### Given instruction:
Check each line of the listing for the word "icon" and report how many lines contain it, giving nothing but the number.

### Task data:
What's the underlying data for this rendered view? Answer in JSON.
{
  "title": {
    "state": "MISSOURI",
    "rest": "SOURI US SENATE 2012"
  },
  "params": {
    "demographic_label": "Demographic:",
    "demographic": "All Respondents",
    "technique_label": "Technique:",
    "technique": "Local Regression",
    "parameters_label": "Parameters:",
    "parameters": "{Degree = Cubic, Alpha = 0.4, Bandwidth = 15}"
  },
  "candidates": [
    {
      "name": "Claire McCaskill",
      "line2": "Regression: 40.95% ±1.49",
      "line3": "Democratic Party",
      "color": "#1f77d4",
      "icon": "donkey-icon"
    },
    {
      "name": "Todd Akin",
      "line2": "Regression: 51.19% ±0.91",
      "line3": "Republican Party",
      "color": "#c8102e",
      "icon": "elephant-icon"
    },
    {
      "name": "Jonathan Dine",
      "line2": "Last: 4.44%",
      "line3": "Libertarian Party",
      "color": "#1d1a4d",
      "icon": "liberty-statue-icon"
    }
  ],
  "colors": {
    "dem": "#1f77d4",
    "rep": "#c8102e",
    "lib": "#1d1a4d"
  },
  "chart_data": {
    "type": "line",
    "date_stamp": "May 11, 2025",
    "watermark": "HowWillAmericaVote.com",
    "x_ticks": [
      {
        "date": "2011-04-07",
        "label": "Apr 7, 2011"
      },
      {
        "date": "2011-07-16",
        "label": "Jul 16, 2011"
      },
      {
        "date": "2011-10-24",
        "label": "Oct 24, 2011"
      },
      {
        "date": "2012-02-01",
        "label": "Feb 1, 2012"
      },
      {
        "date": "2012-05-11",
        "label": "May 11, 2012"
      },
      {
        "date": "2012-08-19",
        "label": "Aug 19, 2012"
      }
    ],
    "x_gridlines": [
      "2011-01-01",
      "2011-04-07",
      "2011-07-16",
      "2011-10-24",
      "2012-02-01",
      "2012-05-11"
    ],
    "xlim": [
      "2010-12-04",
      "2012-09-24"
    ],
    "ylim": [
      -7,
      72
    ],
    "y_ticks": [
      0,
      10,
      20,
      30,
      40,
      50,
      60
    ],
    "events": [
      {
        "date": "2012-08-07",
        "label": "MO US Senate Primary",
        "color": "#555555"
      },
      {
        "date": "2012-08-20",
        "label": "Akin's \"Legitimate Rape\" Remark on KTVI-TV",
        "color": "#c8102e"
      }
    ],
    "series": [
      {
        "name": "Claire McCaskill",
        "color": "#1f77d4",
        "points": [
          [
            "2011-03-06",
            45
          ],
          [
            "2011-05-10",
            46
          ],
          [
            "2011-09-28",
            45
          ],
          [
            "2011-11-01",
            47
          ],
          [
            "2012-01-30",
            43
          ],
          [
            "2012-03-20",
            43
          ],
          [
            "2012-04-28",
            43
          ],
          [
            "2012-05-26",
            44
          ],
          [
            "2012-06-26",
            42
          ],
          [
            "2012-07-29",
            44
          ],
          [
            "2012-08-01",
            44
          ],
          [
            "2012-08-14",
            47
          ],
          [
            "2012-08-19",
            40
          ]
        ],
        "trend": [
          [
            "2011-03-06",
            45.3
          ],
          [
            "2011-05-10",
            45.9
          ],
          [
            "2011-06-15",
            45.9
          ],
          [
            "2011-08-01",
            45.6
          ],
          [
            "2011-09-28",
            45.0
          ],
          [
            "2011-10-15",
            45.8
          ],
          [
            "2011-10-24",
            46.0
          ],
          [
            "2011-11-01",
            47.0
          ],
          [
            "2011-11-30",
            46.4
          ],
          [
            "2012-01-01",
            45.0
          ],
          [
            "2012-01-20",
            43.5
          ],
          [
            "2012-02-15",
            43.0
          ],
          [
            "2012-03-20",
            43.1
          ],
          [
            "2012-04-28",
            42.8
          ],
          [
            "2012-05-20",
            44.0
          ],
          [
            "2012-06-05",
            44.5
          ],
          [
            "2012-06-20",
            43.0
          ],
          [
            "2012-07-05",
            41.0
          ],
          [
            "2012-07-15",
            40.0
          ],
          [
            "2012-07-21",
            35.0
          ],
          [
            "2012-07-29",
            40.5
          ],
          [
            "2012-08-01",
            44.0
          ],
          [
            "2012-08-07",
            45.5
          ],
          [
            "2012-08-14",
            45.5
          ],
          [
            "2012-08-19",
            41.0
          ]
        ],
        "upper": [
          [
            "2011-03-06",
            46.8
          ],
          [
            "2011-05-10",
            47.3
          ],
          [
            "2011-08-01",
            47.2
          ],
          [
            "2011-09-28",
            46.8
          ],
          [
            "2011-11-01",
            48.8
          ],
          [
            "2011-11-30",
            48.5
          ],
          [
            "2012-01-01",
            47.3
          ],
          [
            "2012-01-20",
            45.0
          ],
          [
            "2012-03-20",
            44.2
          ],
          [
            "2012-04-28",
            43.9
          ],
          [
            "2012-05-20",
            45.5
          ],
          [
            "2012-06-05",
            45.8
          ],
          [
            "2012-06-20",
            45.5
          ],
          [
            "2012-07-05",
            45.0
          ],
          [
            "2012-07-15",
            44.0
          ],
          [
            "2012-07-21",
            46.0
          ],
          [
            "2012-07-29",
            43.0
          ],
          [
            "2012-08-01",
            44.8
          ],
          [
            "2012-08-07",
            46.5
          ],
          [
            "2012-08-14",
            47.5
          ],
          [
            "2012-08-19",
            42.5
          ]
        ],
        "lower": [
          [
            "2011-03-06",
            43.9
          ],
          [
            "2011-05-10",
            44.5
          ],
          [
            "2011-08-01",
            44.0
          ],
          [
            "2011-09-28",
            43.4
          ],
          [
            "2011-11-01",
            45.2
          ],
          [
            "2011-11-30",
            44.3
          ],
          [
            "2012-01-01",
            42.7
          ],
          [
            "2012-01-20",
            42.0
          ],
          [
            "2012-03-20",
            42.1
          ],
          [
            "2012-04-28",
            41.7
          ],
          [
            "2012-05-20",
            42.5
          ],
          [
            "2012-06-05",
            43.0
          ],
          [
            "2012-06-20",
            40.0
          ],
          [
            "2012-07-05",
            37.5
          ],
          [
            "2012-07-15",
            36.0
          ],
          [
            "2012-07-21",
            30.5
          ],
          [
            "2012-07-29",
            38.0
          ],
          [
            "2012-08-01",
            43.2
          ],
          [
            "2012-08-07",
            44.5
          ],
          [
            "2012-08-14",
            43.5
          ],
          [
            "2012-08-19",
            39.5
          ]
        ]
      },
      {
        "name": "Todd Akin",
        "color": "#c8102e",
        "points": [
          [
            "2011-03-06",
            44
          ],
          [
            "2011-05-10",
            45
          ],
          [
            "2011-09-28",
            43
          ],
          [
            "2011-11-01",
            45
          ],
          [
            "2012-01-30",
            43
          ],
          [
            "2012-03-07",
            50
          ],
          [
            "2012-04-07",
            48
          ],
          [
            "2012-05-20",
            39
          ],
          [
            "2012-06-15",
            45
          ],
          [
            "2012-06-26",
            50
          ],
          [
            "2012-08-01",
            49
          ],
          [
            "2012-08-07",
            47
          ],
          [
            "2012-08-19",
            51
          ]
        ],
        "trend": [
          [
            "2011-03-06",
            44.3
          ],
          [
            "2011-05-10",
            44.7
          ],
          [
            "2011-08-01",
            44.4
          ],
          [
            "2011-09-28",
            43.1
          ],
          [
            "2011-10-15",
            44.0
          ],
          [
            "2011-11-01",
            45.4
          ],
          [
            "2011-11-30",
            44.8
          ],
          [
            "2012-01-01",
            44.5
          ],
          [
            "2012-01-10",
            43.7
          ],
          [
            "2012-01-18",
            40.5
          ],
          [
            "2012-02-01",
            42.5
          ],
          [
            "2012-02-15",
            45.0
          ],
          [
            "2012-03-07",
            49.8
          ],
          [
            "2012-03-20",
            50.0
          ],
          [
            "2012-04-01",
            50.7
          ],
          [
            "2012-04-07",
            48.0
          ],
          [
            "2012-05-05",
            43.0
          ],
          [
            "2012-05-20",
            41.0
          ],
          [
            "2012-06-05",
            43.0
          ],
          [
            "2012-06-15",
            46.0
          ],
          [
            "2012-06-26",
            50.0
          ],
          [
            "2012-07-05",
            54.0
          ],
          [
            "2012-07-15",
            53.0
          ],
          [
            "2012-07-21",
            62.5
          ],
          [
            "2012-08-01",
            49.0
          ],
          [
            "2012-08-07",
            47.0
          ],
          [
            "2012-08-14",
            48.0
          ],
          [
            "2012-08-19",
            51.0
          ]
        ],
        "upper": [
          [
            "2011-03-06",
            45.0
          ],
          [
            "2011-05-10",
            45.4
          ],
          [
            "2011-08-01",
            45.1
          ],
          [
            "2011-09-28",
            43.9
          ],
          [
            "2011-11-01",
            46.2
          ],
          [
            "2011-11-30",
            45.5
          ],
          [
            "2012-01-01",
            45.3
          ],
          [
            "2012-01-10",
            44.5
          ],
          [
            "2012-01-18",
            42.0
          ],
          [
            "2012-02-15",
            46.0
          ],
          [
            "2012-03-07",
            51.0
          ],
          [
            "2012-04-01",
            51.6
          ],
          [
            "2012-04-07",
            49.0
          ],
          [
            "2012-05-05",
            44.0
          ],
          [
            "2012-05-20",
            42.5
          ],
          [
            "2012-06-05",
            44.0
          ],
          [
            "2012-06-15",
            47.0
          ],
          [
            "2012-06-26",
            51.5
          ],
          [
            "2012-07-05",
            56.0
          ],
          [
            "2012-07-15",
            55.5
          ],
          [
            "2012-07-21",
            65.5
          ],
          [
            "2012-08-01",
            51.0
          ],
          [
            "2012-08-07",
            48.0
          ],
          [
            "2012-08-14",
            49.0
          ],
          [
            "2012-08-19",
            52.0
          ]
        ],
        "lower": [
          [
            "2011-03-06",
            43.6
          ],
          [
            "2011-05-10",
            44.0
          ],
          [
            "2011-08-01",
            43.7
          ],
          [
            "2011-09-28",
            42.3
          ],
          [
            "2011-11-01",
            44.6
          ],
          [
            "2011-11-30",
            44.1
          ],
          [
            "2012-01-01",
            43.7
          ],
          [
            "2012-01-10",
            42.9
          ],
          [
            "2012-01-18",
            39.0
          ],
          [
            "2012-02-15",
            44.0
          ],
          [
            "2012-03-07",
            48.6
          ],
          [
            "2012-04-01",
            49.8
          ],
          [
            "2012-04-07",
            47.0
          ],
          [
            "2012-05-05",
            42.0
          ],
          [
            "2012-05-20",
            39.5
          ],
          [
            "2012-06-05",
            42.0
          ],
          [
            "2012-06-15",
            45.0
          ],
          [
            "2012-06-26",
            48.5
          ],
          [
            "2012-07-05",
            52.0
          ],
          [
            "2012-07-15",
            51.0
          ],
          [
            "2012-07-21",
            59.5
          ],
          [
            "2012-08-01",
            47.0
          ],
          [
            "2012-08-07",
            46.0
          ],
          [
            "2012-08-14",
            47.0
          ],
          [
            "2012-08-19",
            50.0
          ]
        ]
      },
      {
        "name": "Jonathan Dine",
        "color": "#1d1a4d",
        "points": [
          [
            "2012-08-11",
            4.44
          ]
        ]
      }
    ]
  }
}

### Reply to the exercise:
3